-- begin GIVEN DATA --

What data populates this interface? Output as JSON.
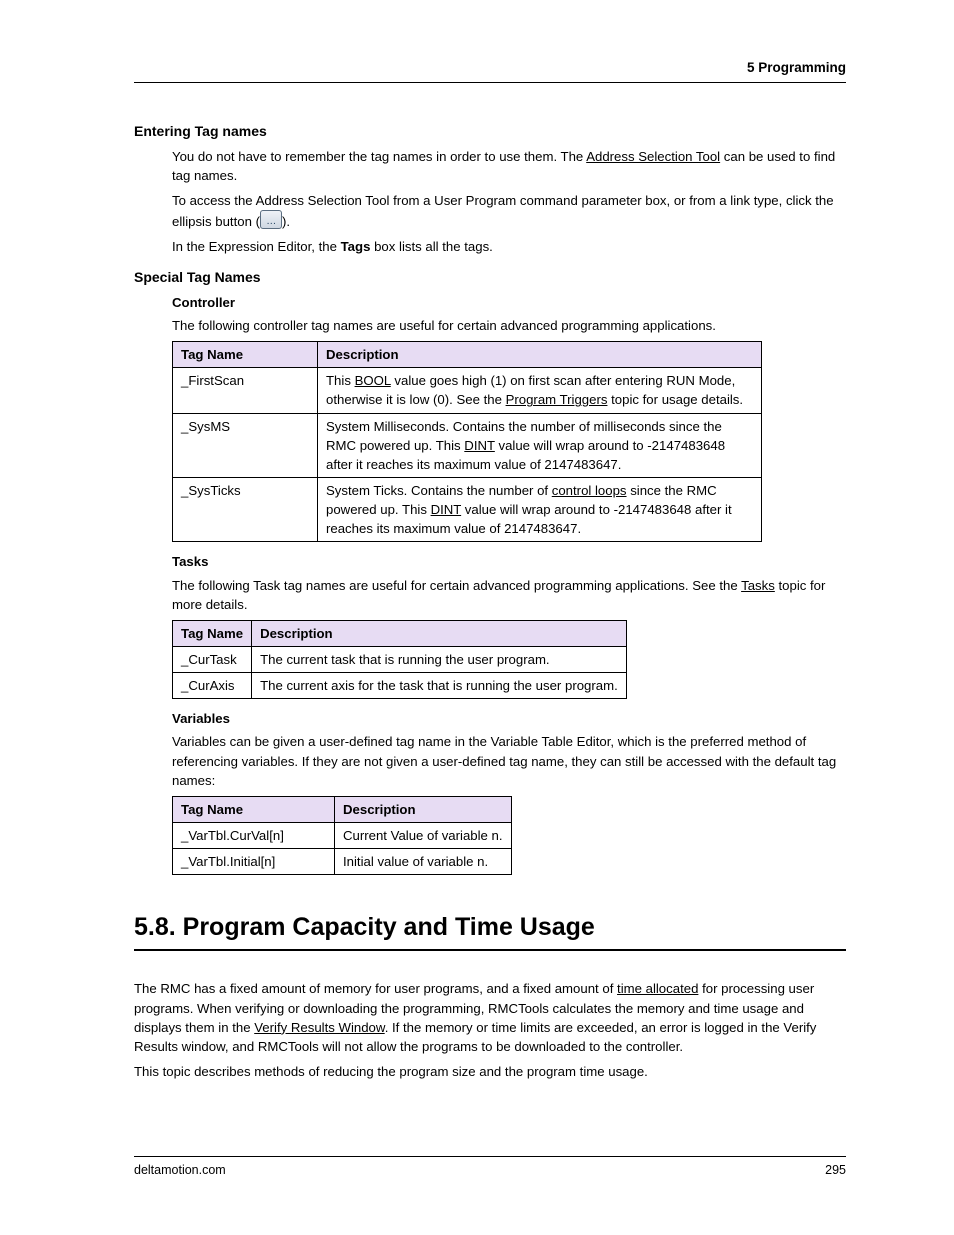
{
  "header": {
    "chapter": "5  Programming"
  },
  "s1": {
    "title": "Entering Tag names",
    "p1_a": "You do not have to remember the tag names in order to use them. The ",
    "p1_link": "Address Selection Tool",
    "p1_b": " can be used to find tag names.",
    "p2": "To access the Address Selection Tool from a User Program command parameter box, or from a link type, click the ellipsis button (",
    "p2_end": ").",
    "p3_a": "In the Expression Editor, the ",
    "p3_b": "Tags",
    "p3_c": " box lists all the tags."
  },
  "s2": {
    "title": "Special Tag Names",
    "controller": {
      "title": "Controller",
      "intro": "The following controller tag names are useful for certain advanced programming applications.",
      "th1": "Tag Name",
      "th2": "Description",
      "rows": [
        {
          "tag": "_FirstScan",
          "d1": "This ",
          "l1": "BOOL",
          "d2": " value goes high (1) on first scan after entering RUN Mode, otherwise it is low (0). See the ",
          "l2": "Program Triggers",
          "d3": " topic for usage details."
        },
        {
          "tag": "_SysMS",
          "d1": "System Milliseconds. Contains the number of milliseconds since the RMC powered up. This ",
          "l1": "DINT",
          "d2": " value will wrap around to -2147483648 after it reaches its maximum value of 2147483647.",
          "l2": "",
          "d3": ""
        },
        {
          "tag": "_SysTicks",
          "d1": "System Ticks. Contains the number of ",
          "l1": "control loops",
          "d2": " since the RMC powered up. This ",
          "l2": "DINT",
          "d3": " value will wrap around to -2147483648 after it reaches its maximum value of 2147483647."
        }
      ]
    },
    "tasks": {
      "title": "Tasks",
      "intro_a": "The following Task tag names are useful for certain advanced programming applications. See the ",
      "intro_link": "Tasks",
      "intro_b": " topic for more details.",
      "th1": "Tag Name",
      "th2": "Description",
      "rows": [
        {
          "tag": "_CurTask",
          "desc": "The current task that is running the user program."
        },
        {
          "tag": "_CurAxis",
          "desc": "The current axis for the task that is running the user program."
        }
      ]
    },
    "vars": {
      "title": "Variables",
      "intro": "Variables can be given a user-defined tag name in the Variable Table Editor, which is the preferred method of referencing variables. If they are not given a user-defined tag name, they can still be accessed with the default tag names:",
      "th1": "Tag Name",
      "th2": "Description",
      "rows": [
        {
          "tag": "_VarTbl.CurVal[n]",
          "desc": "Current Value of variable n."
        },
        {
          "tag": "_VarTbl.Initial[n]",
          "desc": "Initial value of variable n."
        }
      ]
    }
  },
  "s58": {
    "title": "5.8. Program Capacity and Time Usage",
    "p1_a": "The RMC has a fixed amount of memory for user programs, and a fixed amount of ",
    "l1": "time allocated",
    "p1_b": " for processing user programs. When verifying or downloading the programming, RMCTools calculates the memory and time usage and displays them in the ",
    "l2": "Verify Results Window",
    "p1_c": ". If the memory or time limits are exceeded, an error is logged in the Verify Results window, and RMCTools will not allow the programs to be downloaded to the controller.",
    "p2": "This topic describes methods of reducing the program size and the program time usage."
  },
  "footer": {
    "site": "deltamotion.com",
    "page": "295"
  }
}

-- end GIVEN DATA --
-- begin GIVEN DATA --

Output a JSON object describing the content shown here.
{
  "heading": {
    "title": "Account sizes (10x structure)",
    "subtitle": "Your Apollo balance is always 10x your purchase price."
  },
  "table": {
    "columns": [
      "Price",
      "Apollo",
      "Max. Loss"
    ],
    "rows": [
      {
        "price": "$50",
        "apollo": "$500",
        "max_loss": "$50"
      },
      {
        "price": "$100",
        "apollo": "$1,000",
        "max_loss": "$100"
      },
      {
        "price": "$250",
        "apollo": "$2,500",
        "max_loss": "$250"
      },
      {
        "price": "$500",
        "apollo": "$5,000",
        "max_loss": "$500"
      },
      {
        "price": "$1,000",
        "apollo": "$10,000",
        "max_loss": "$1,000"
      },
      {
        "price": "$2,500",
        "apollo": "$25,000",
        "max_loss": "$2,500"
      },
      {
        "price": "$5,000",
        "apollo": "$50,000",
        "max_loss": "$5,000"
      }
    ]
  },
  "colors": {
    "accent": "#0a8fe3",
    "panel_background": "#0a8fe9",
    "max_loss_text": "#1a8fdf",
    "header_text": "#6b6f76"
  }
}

-- end GIVEN DATA --

▶ INSTRUCTIONS TO FOLLOW
Count the lines above that contain the word "reaches", and give only that number.

▶ EXERCISE OUTPUT
2